**EXERCISE:**
Repeat each record below exactly, dropping the pictures.

===== MATERIAL PROVIDED

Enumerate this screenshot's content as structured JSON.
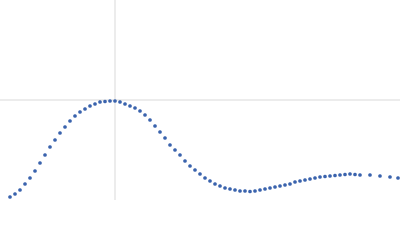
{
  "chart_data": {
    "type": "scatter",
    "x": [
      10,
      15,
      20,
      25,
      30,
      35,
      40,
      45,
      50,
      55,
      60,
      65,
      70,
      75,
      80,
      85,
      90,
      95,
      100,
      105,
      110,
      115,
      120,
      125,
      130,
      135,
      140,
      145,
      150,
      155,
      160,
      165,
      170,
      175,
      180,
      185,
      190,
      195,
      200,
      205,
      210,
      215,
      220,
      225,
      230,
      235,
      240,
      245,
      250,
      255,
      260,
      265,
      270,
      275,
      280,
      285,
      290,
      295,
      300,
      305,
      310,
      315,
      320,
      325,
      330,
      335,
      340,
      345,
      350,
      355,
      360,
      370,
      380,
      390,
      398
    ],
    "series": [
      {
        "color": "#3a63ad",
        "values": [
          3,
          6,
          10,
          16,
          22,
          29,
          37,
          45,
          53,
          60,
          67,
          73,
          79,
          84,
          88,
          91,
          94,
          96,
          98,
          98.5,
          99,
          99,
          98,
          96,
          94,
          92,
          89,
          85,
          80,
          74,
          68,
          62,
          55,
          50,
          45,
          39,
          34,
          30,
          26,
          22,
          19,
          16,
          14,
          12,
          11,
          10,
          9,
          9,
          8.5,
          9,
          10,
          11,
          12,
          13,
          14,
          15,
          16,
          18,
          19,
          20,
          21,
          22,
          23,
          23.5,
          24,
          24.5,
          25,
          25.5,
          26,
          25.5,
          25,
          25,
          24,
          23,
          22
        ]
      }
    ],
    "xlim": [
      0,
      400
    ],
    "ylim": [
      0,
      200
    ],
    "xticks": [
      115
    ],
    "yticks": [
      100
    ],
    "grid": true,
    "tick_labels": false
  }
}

==========

**EXPECTED OUTPUT:**
Enumerate this screenshot's content as structured JSON.
{
  "chart_data": {
    "type": "scatter",
    "x": [
      10,
      15,
      20,
      25,
      30,
      35,
      40,
      45,
      50,
      55,
      60,
      65,
      70,
      75,
      80,
      85,
      90,
      95,
      100,
      105,
      110,
      115,
      120,
      125,
      130,
      135,
      140,
      145,
      150,
      155,
      160,
      165,
      170,
      175,
      180,
      185,
      190,
      195,
      200,
      205,
      210,
      215,
      220,
      225,
      230,
      235,
      240,
      245,
      250,
      255,
      260,
      265,
      270,
      275,
      280,
      285,
      290,
      295,
      300,
      305,
      310,
      315,
      320,
      325,
      330,
      335,
      340,
      345,
      350,
      355,
      360,
      370,
      380,
      390,
      398
    ],
    "series": [
      {
        "color": "#3a63ad",
        "values": [
          3,
          6,
          10,
          16,
          22,
          29,
          37,
          45,
          53,
          60,
          67,
          73,
          79,
          84,
          88,
          91,
          94,
          96,
          98,
          98.5,
          99,
          99,
          98,
          96,
          94,
          92,
          89,
          85,
          80,
          74,
          68,
          62,
          55,
          50,
          45,
          39,
          34,
          30,
          26,
          22,
          19,
          16,
          14,
          12,
          11,
          10,
          9,
          9,
          8.5,
          9,
          10,
          11,
          12,
          13,
          14,
          15,
          16,
          18,
          19,
          20,
          21,
          22,
          23,
          23.5,
          24,
          24.5,
          25,
          25.5,
          26,
          25.5,
          25,
          25,
          24,
          23,
          22
        ]
      }
    ],
    "xlim": [
      0,
      400
    ],
    "ylim": [
      0,
      200
    ],
    "xticks": [
      115
    ],
    "yticks": [
      100
    ],
    "grid": true,
    "tick_labels": false
  }
}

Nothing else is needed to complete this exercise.